**THE REQUEST**.
Give the material once more, word for word, without any images.
## START RECORDS FOR THIS TASK
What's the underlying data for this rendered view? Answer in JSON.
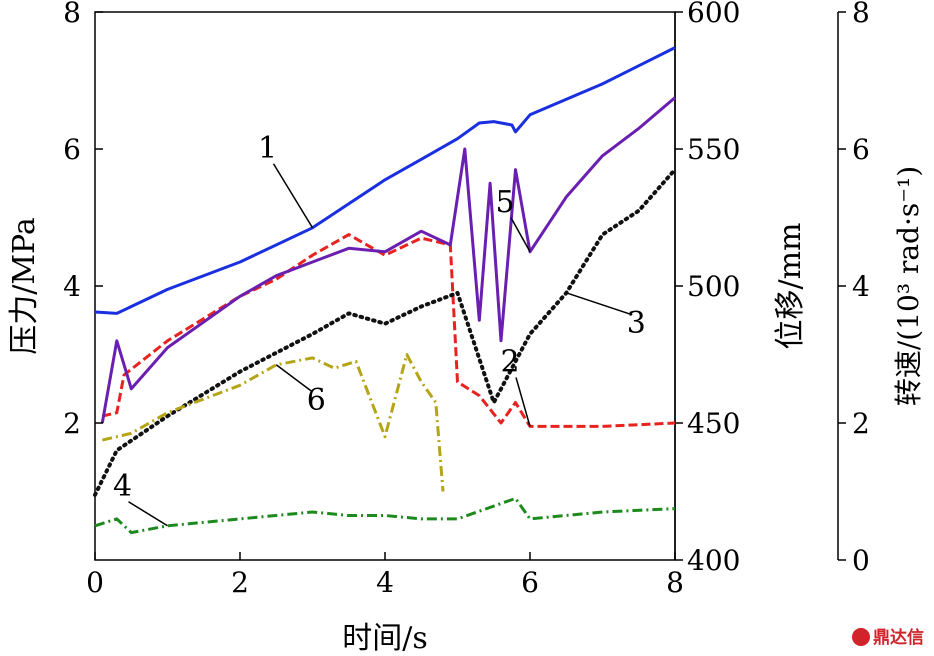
{
  "chart_data": {
    "type": "line",
    "xlabel": "时间/s",
    "ylabel_left": "压力/MPa",
    "ylabel_mid": "位移/mm",
    "ylabel_right": "转速/(10³ rad·s⁻¹)",
    "xlim": [
      0,
      8
    ],
    "ylim_left": [
      0,
      8
    ],
    "ylim_mid": [
      400,
      600
    ],
    "ylim_right": [
      0,
      8
    ],
    "x_ticks": [
      "0",
      "2",
      "4",
      "6",
      "8"
    ],
    "y_left_ticks": [
      "2",
      "4",
      "6",
      "8"
    ],
    "y_mid_ticks": [
      "400",
      "450",
      "500",
      "550",
      "600"
    ],
    "y_right_ticks": [
      "0",
      "2",
      "4",
      "6",
      "8"
    ],
    "grid": false,
    "series": [
      {
        "name": "1",
        "color": "#1a2fe0",
        "style": "solid",
        "axis": "left",
        "x": [
          0,
          0.3,
          1,
          2,
          3,
          3.5,
          4,
          4.5,
          5,
          5.3,
          5.5,
          5.75,
          5.8,
          6,
          7,
          8
        ],
        "y": [
          3.62,
          3.6,
          3.95,
          4.35,
          4.85,
          5.2,
          5.55,
          5.85,
          6.15,
          6.38,
          6.4,
          6.35,
          6.25,
          6.5,
          6.95,
          7.48
        ]
      },
      {
        "name": "2",
        "color": "#e8221e",
        "style": "dashed",
        "axis": "left",
        "x": [
          0.1,
          0.3,
          0.4,
          1,
          2,
          2.5,
          3,
          3.5,
          4,
          4.5,
          4.9,
          5,
          5.3,
          5.6,
          5.8,
          6,
          7,
          8
        ],
        "y": [
          2.1,
          2.15,
          2.7,
          3.2,
          3.85,
          4.1,
          4.45,
          4.75,
          4.45,
          4.7,
          4.6,
          2.6,
          2.4,
          2.0,
          2.3,
          1.95,
          1.95,
          2.0
        ]
      },
      {
        "name": "3",
        "color": "#111111",
        "style": "dotted",
        "axis": "left",
        "x": [
          0,
          0.3,
          1,
          2,
          3,
          3.5,
          4,
          4.5,
          5,
          5.5,
          6,
          6.5,
          7,
          7.5,
          8
        ],
        "y": [
          0.95,
          1.6,
          2.1,
          2.75,
          3.3,
          3.6,
          3.45,
          3.7,
          3.9,
          2.3,
          3.3,
          3.9,
          4.75,
          5.1,
          5.7
        ]
      },
      {
        "name": "4",
        "color": "#1e8a1e",
        "style": "dashdot",
        "axis": "right",
        "x": [
          0,
          0.3,
          0.5,
          1,
          2,
          3,
          3.5,
          4,
          4.5,
          4.8,
          5,
          5.8,
          6,
          7,
          8
        ],
        "y": [
          0.5,
          0.6,
          0.4,
          0.5,
          0.6,
          0.7,
          0.65,
          0.65,
          0.6,
          0.6,
          0.6,
          0.9,
          0.6,
          0.7,
          0.75
        ]
      },
      {
        "name": "5",
        "color": "#6a1fb0",
        "style": "solid",
        "axis": "left",
        "x": [
          0.1,
          0.3,
          0.5,
          1,
          2,
          2.5,
          3,
          3.5,
          4,
          4.5,
          4.9,
          5.1,
          5.3,
          5.45,
          5.6,
          5.8,
          6,
          6.5,
          7,
          7.5,
          8
        ],
        "y": [
          2.0,
          3.2,
          2.5,
          3.1,
          3.85,
          4.15,
          4.35,
          4.55,
          4.5,
          4.8,
          4.6,
          6.0,
          3.5,
          5.5,
          3.2,
          5.7,
          4.5,
          5.3,
          5.9,
          6.3,
          6.75
        ]
      },
      {
        "name": "6",
        "color": "#b5a516",
        "style": "dashdot",
        "axis": "left",
        "x": [
          0.1,
          0.5,
          1,
          2,
          2.5,
          3,
          3.3,
          3.6,
          4,
          4.3,
          4.5,
          4.7,
          4.8
        ],
        "y": [
          1.75,
          1.85,
          2.15,
          2.55,
          2.85,
          2.95,
          2.8,
          2.9,
          1.8,
          3.0,
          2.6,
          2.3,
          1.0
        ]
      }
    ],
    "annotations": [
      {
        "text": "1",
        "series": "1"
      },
      {
        "text": "2",
        "series": "2"
      },
      {
        "text": "3",
        "series": "3"
      },
      {
        "text": "4",
        "series": "4"
      },
      {
        "text": "5",
        "series": "5"
      },
      {
        "text": "6",
        "series": "6"
      }
    ]
  },
  "watermark": "鼎达信"
}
## END RECORDS FOR THIS TASK
**THE SOLUTION**.
What's the underlying data for this rendered view? Answer in JSON.
{
  "chart_data": {
    "type": "line",
    "xlabel": "时间/s",
    "ylabel_left": "压力/MPa",
    "ylabel_mid": "位移/mm",
    "ylabel_right": "转速/(10³ rad·s⁻¹)",
    "xlim": [
      0,
      8
    ],
    "ylim_left": [
      0,
      8
    ],
    "ylim_mid": [
      400,
      600
    ],
    "ylim_right": [
      0,
      8
    ],
    "x_ticks": [
      "0",
      "2",
      "4",
      "6",
      "8"
    ],
    "y_left_ticks": [
      "2",
      "4",
      "6",
      "8"
    ],
    "y_mid_ticks": [
      "400",
      "450",
      "500",
      "550",
      "600"
    ],
    "y_right_ticks": [
      "0",
      "2",
      "4",
      "6",
      "8"
    ],
    "grid": false,
    "series": [
      {
        "name": "1",
        "color": "#1a2fe0",
        "style": "solid",
        "axis": "left",
        "x": [
          0,
          0.3,
          1,
          2,
          3,
          3.5,
          4,
          4.5,
          5,
          5.3,
          5.5,
          5.75,
          5.8,
          6,
          7,
          8
        ],
        "y": [
          3.62,
          3.6,
          3.95,
          4.35,
          4.85,
          5.2,
          5.55,
          5.85,
          6.15,
          6.38,
          6.4,
          6.35,
          6.25,
          6.5,
          6.95,
          7.48
        ]
      },
      {
        "name": "2",
        "color": "#e8221e",
        "style": "dashed",
        "axis": "left",
        "x": [
          0.1,
          0.3,
          0.4,
          1,
          2,
          2.5,
          3,
          3.5,
          4,
          4.5,
          4.9,
          5,
          5.3,
          5.6,
          5.8,
          6,
          7,
          8
        ],
        "y": [
          2.1,
          2.15,
          2.7,
          3.2,
          3.85,
          4.1,
          4.45,
          4.75,
          4.45,
          4.7,
          4.6,
          2.6,
          2.4,
          2.0,
          2.3,
          1.95,
          1.95,
          2.0
        ]
      },
      {
        "name": "3",
        "color": "#111111",
        "style": "dotted",
        "axis": "left",
        "x": [
          0,
          0.3,
          1,
          2,
          3,
          3.5,
          4,
          4.5,
          5,
          5.5,
          6,
          6.5,
          7,
          7.5,
          8
        ],
        "y": [
          0.95,
          1.6,
          2.1,
          2.75,
          3.3,
          3.6,
          3.45,
          3.7,
          3.9,
          2.3,
          3.3,
          3.9,
          4.75,
          5.1,
          5.7
        ]
      },
      {
        "name": "4",
        "color": "#1e8a1e",
        "style": "dashdot",
        "axis": "right",
        "x": [
          0,
          0.3,
          0.5,
          1,
          2,
          3,
          3.5,
          4,
          4.5,
          4.8,
          5,
          5.8,
          6,
          7,
          8
        ],
        "y": [
          0.5,
          0.6,
          0.4,
          0.5,
          0.6,
          0.7,
          0.65,
          0.65,
          0.6,
          0.6,
          0.6,
          0.9,
          0.6,
          0.7,
          0.75
        ]
      },
      {
        "name": "5",
        "color": "#6a1fb0",
        "style": "solid",
        "axis": "left",
        "x": [
          0.1,
          0.3,
          0.5,
          1,
          2,
          2.5,
          3,
          3.5,
          4,
          4.5,
          4.9,
          5.1,
          5.3,
          5.45,
          5.6,
          5.8,
          6,
          6.5,
          7,
          7.5,
          8
        ],
        "y": [
          2.0,
          3.2,
          2.5,
          3.1,
          3.85,
          4.15,
          4.35,
          4.55,
          4.5,
          4.8,
          4.6,
          6.0,
          3.5,
          5.5,
          3.2,
          5.7,
          4.5,
          5.3,
          5.9,
          6.3,
          6.75
        ]
      },
      {
        "name": "6",
        "color": "#b5a516",
        "style": "dashdot",
        "axis": "left",
        "x": [
          0.1,
          0.5,
          1,
          2,
          2.5,
          3,
          3.3,
          3.6,
          4,
          4.3,
          4.5,
          4.7,
          4.8
        ],
        "y": [
          1.75,
          1.85,
          2.15,
          2.55,
          2.85,
          2.95,
          2.8,
          2.9,
          1.8,
          3.0,
          2.6,
          2.3,
          1.0
        ]
      }
    ],
    "annotations": [
      {
        "text": "1",
        "series": "1"
      },
      {
        "text": "2",
        "series": "2"
      },
      {
        "text": "3",
        "series": "3"
      },
      {
        "text": "4",
        "series": "4"
      },
      {
        "text": "5",
        "series": "5"
      },
      {
        "text": "6",
        "series": "6"
      }
    ]
  },
  "watermark": "鼎达信"
}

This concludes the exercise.